§ Given instruction: Omit all pictures and give the records below again exactly as written.

Input records start

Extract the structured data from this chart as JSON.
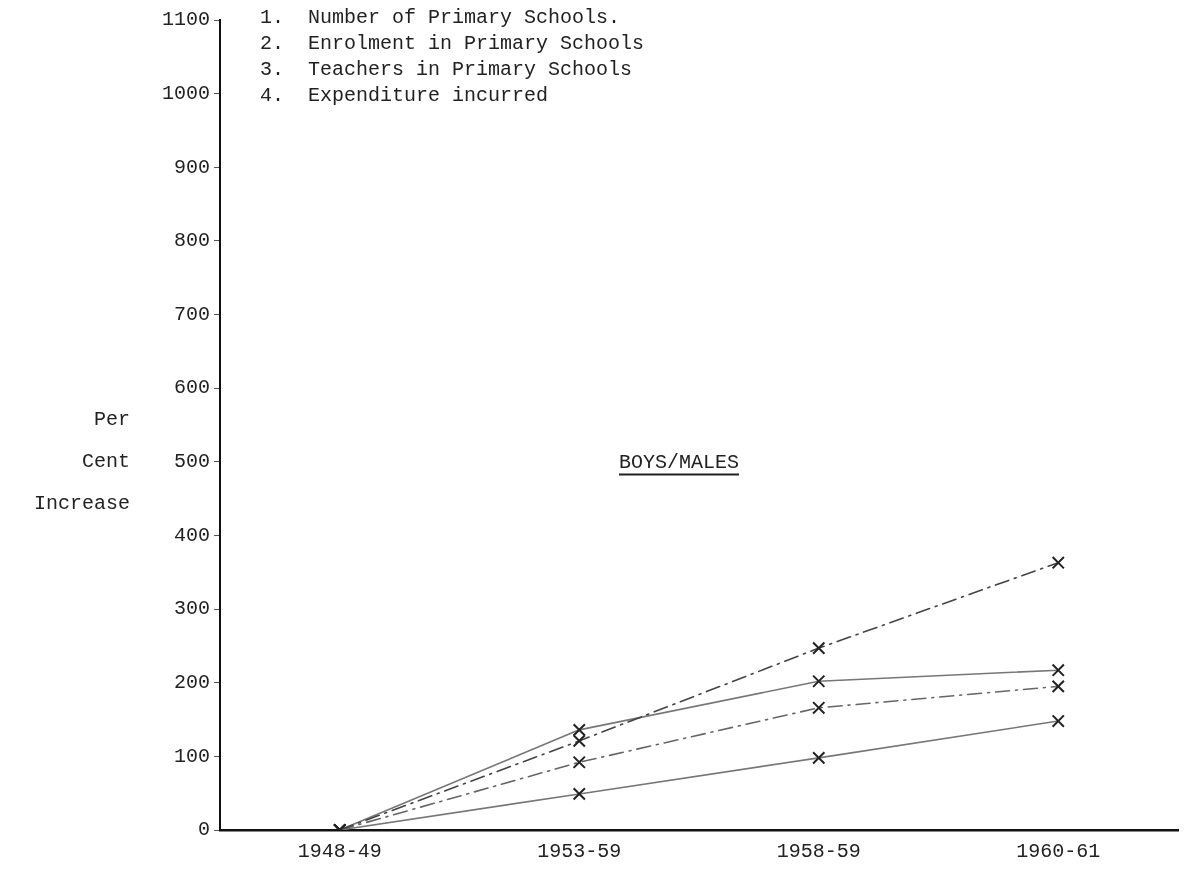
{
  "chart_data": {
    "type": "line",
    "ylabel": "Per Cent Increase",
    "categories": [
      "1948-49",
      "1953-59",
      "1958-59",
      "1960-61"
    ],
    "series": [
      {
        "color": "#444444",
        "line_style": "dashed",
        "values": [
          0,
          121,
          247,
          363
        ]
      },
      {
        "color": "#777777",
        "line_style": "solid",
        "values": [
          0,
          136,
          202,
          217
        ]
      },
      {
        "color": "#666666",
        "line_style": "dashed",
        "values": [
          0,
          92,
          166,
          195
        ]
      },
      {
        "color": "#777777",
        "line_style": "solid",
        "values": [
          0,
          49,
          98,
          148
        ]
      }
    ],
    "ylim": [
      0,
      1100
    ],
    "yticks": [
      0,
      100,
      200,
      300,
      400,
      500,
      600,
      700,
      800,
      900,
      1000,
      1100
    ],
    "grid": false,
    "legend": false,
    "marker": "cross",
    "annotations": [
      "1.  Number of Primary Schools.",
      "2.  Enrolment in Primary Schools",
      "3.  Teachers in Primary Schools",
      "4.  Expenditure incurred",
      "BOYS/MALES"
    ]
  }
}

Input records end

§ Worked answer:
Extract the structured data from this chart as JSON.
{
  "chart_data": {
    "type": "line",
    "ylabel": "Per Cent Increase",
    "categories": [
      "1948-49",
      "1953-59",
      "1958-59",
      "1960-61"
    ],
    "series": [
      {
        "color": "#444444",
        "line_style": "dashed",
        "values": [
          0,
          121,
          247,
          363
        ]
      },
      {
        "color": "#777777",
        "line_style": "solid",
        "values": [
          0,
          136,
          202,
          217
        ]
      },
      {
        "color": "#666666",
        "line_style": "dashed",
        "values": [
          0,
          92,
          166,
          195
        ]
      },
      {
        "color": "#777777",
        "line_style": "solid",
        "values": [
          0,
          49,
          98,
          148
        ]
      }
    ],
    "ylim": [
      0,
      1100
    ],
    "yticks": [
      0,
      100,
      200,
      300,
      400,
      500,
      600,
      700,
      800,
      900,
      1000,
      1100
    ],
    "grid": false,
    "legend": false,
    "marker": "cross",
    "annotations": [
      "1.  Number of Primary Schools.",
      "2.  Enrolment in Primary Schools",
      "3.  Teachers in Primary Schools",
      "4.  Expenditure incurred",
      "BOYS/MALES"
    ]
  }
}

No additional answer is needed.